start

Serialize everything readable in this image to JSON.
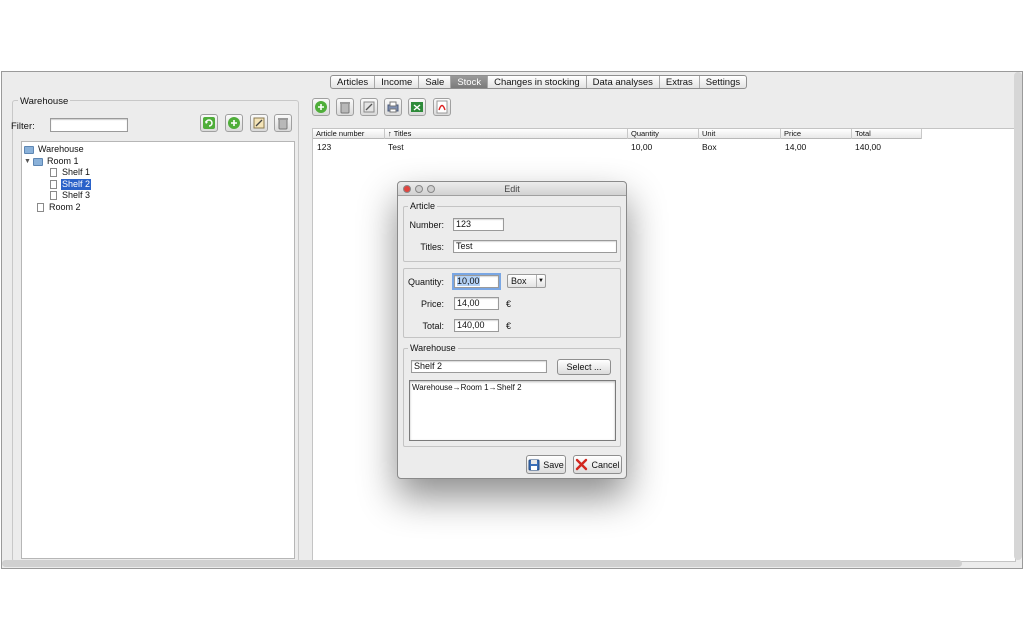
{
  "tabs": [
    {
      "label": "Articles",
      "active": false
    },
    {
      "label": "Income",
      "active": false
    },
    {
      "label": "Sale",
      "active": false
    },
    {
      "label": "Stock",
      "active": true
    },
    {
      "label": "Changes in stocking",
      "active": false
    },
    {
      "label": "Data analyses",
      "active": false
    },
    {
      "label": "Extras",
      "active": false
    },
    {
      "label": "Settings",
      "active": false
    }
  ],
  "left": {
    "group_title": "Warehouse",
    "filter_label": "Filter:",
    "filter_value": "",
    "toolbar_icons": [
      "refresh-icon",
      "add-icon",
      "edit-icon",
      "delete-icon"
    ],
    "tree": [
      {
        "label": "Warehouse",
        "type": "folder"
      },
      {
        "label": "Room 1",
        "type": "folder",
        "expanded": true
      },
      {
        "label": "Shelf 1",
        "type": "page"
      },
      {
        "label": "Shelf 2",
        "type": "page",
        "selected": true
      },
      {
        "label": "Shelf 3",
        "type": "page"
      },
      {
        "label": "Room 2",
        "type": "page"
      }
    ]
  },
  "right": {
    "toolbar_icons": [
      "add-icon",
      "delete-icon",
      "edit-icon",
      "print-icon",
      "export-excel-icon",
      "export-pdf-icon"
    ],
    "table": {
      "columns": [
        "Article number",
        "↑ Titles",
        "Quantity",
        "Unit",
        "Price",
        "Total"
      ],
      "rows": [
        [
          "123",
          "Test",
          "10,00",
          "Box",
          "14,00",
          "140,00"
        ]
      ]
    }
  },
  "dialog": {
    "title": "Edit",
    "article_group": "Article",
    "number_label": "Number:",
    "number_value": "123",
    "titles_label": "Titles:",
    "titles_value": "Test",
    "quantity_label": "Quantity:",
    "quantity_value": "10,00",
    "unit_value": "Box",
    "price_label": "Price:",
    "price_value": "14,00",
    "total_label": "Total:",
    "total_value": "140,00",
    "currency": "€",
    "warehouse_group": "Warehouse",
    "warehouse_value": "Shelf 2",
    "select_label": "Select ...",
    "path_text": "Warehouse→Room 1→Shelf 2",
    "save_label": "Save",
    "cancel_label": "Cancel"
  },
  "colors": {
    "selection": "#2a62c9",
    "active_tab": "#8a8a8a",
    "window_bg": "#ececec"
  }
}
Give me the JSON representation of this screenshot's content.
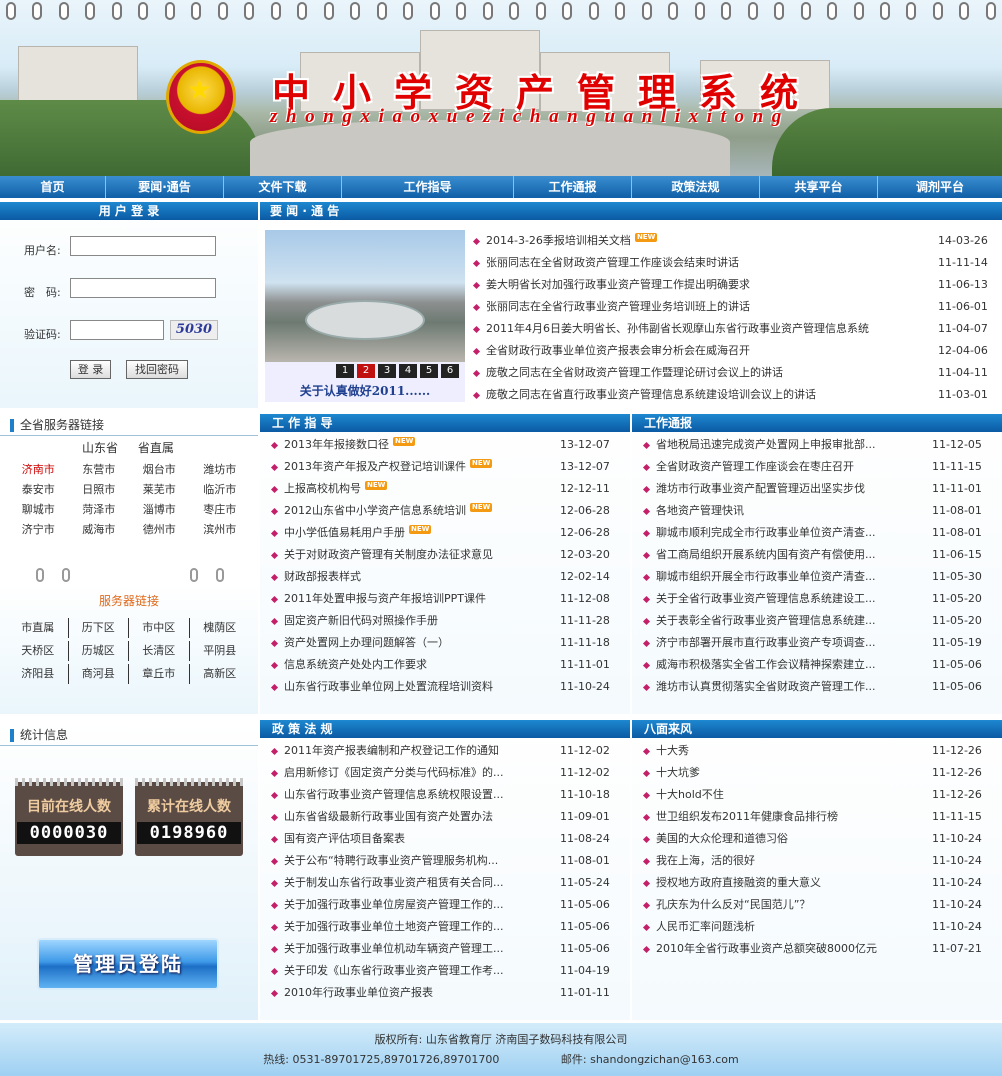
{
  "banner": {
    "title": "中小学资产管理系统",
    "pinyin": "zhongxiaoxuezichanguanlixitong",
    "emblem_icon": "national-emblem"
  },
  "nav": [
    "首页",
    "要闻·通告",
    "文件下载",
    "工作指导",
    "工作通报",
    "政策法规",
    "共享平台",
    "调剂平台"
  ],
  "login": {
    "title": "用 户 登 录",
    "user_label": "用户名:",
    "pass_label": "密　码:",
    "code_label": "验证码:",
    "captcha": "5030",
    "login_btn": "登 录",
    "recover_btn": "找回密码"
  },
  "province": {
    "title": "全省服务器链接",
    "head": [
      "山东省",
      "省直属"
    ],
    "cities": [
      "济南市",
      "东营市",
      "烟台市",
      "潍坊市",
      "泰安市",
      "日照市",
      "莱芜市",
      "临沂市",
      "聊城市",
      "菏泽市",
      "淄博市",
      "枣庄市",
      "济宁市",
      "威海市",
      "德州市",
      "滨州市"
    ],
    "highlight_color": "#d00000"
  },
  "servers": {
    "title": "服务器链接",
    "items": [
      "市直属",
      "历下区",
      "市中区",
      "槐荫区",
      "天桥区",
      "历城区",
      "长清区",
      "平阴县",
      "济阳县",
      "商河县",
      "章丘市",
      "高新区"
    ]
  },
  "stats": {
    "title": "统计信息",
    "current_label": "目前在线人数",
    "current_value": "0000030",
    "total_label": "累计在线人数",
    "total_value": "0198960"
  },
  "admin": {
    "label": "管理员登陆"
  },
  "news": {
    "title": "要 闻 · 通 告",
    "photo_caption": "关于认真做好2011......",
    "pages": [
      "1",
      "2",
      "3",
      "4",
      "5",
      "6"
    ],
    "active_page": "2",
    "items": [
      {
        "t": "2014-3-26季报培训相关文档",
        "d": "14-03-26",
        "new": true
      },
      {
        "t": "张丽同志在全省财政资产管理工作座谈会结束时讲话",
        "d": "11-11-14",
        "new": false
      },
      {
        "t": "姜大明省长对加强行政事业资产管理工作提出明确要求",
        "d": "11-06-13",
        "new": false
      },
      {
        "t": "张丽同志在全省行政事业资产管理业务培训班上的讲话",
        "d": "11-06-01",
        "new": false
      },
      {
        "t": "2011年4月6日姜大明省长、孙伟副省长观摩山东省行政事业资产管理信息系统",
        "d": "11-04-07",
        "new": false
      },
      {
        "t": "全省财政行政事业单位资产报表会审分析会在威海召开",
        "d": "12-04-06",
        "new": false
      },
      {
        "t": "庞敬之同志在全省财政资产管理工作暨理论研讨会议上的讲话",
        "d": "11-04-11",
        "new": false
      },
      {
        "t": "庞敬之同志在省直行政事业资产管理信息系统建设培训会议上的讲话",
        "d": "11-03-01",
        "new": false
      }
    ]
  },
  "guide": {
    "title": "工 作 指 导",
    "items": [
      {
        "t": "2013年年报接数口径",
        "d": "13-12-07",
        "new": true
      },
      {
        "t": "2013年资产年报及产权登记培训课件",
        "d": "13-12-07",
        "new": true
      },
      {
        "t": "上报高校机构号",
        "d": "12-12-11",
        "new": true
      },
      {
        "t": "2012山东省中小学资产信息系统培训",
        "d": "12-06-28",
        "new": true
      },
      {
        "t": "中小学低值易耗用户手册",
        "d": "12-06-28",
        "new": true
      },
      {
        "t": "关于对财政资产管理有关制度办法征求意见",
        "d": "12-03-20",
        "new": false
      },
      {
        "t": "财政部报表样式",
        "d": "12-02-14",
        "new": false
      },
      {
        "t": "2011年处置申报与资产年报培训PPT课件",
        "d": "11-12-08",
        "new": false
      },
      {
        "t": "固定资产新旧代码对照操作手册",
        "d": "11-11-28",
        "new": false
      },
      {
        "t": "资产处置网上办理问题解答（一）",
        "d": "11-11-18",
        "new": false
      },
      {
        "t": "信息系统资产处处内工作要求",
        "d": "11-11-01",
        "new": false
      },
      {
        "t": "山东省行政事业单位网上处置流程培训资料",
        "d": "11-10-24",
        "new": false
      }
    ]
  },
  "report": {
    "title": "工作通报",
    "items": [
      {
        "t": "省地税局迅速完成资产处置网上申报审批部...",
        "d": "11-12-05"
      },
      {
        "t": "全省财政资产管理工作座谈会在枣庄召开",
        "d": "11-11-15"
      },
      {
        "t": "潍坊市行政事业资产配置管理迈出坚实步伐",
        "d": "11-11-01"
      },
      {
        "t": "各地资产管理快讯",
        "d": "11-08-01"
      },
      {
        "t": "聊城市顺利完成全市行政事业单位资产清查...",
        "d": "11-08-01"
      },
      {
        "t": "省工商局组织开展系统内国有资产有偿使用...",
        "d": "11-06-15"
      },
      {
        "t": "聊城市组织开展全市行政事业单位资产清查...",
        "d": "11-05-30"
      },
      {
        "t": "关于全省行政事业资产管理信息系统建设工...",
        "d": "11-05-20"
      },
      {
        "t": "关于表彰全省行政事业资产管理信息系统建...",
        "d": "11-05-20"
      },
      {
        "t": "济宁市部署开展市直行政事业资产专项调查...",
        "d": "11-05-19"
      },
      {
        "t": "威海市积极落实全省工作会议精神探索建立...",
        "d": "11-05-06"
      },
      {
        "t": "潍坊市认真贯彻落实全省财政资产管理工作...",
        "d": "11-05-06"
      }
    ]
  },
  "policy": {
    "title": "政 策 法 规",
    "items": [
      {
        "t": "2011年资产报表编制和产权登记工作的通知",
        "d": "11-12-02"
      },
      {
        "t": "启用新修订《固定资产分类与代码标准》的...",
        "d": "11-12-02"
      },
      {
        "t": "山东省行政事业资产管理信息系统权限设置...",
        "d": "11-10-18"
      },
      {
        "t": "山东省省级最新行政事业国有资产处置办法",
        "d": "11-09-01"
      },
      {
        "t": "国有资产评估项目备案表",
        "d": "11-08-24"
      },
      {
        "t": "关于公布“特聘行政事业资产管理服务机构...",
        "d": "11-08-01"
      },
      {
        "t": "关于制发山东省行政事业资产租赁有关合同...",
        "d": "11-05-24"
      },
      {
        "t": "关于加强行政事业单位房屋资产管理工作的...",
        "d": "11-05-06"
      },
      {
        "t": "关于加强行政事业单位土地资产管理工作的...",
        "d": "11-05-06"
      },
      {
        "t": "关于加强行政事业单位机动车辆资产管理工...",
        "d": "11-05-06"
      },
      {
        "t": "关于印发《山东省行政事业资产管理工作考...",
        "d": "11-04-19"
      },
      {
        "t": "2010年行政事业单位资产报表",
        "d": "11-01-11"
      }
    ]
  },
  "winds": {
    "title": "八面来风",
    "items": [
      {
        "t": "十大秀",
        "d": "11-12-26"
      },
      {
        "t": "十大坑爹",
        "d": "11-12-26"
      },
      {
        "t": "十大hold不住",
        "d": "11-12-26"
      },
      {
        "t": "世卫组织发布2011年健康食品排行榜",
        "d": "11-11-15"
      },
      {
        "t": "美国的大众伦理和道德习俗",
        "d": "11-10-24"
      },
      {
        "t": "我在上海，活的很好",
        "d": "11-10-24"
      },
      {
        "t": "授权地方政府直接融资的重大意义",
        "d": "11-10-24"
      },
      {
        "t": "孔庆东为什么反对“民国范儿”？",
        "d": "11-10-24"
      },
      {
        "t": "人民币汇率问题浅析",
        "d": "11-10-24"
      },
      {
        "t": "2010年全省行政事业资产总额突破8000亿元",
        "d": "11-07-21"
      }
    ]
  },
  "footer": {
    "line1": "版权所有: 山东省教育厅   济南国子数码科技有限公司",
    "phone": "热线: 0531-89701725,89701726,89701700",
    "mail": "邮件: shandongzichan@163.com"
  }
}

end

■ **TASK GOAL**
Report all lines of the data that include the word "Shelf".

■ **OUTPUT FOR THIS EXERCISE**
        "label": "Shelf 1",
        "label": "Shelf 2",
        "label": "Shelf 3",
    "warehouse_value": "Shelf 2",
    "path_text": "Warehouse→Room 1→Shelf 2",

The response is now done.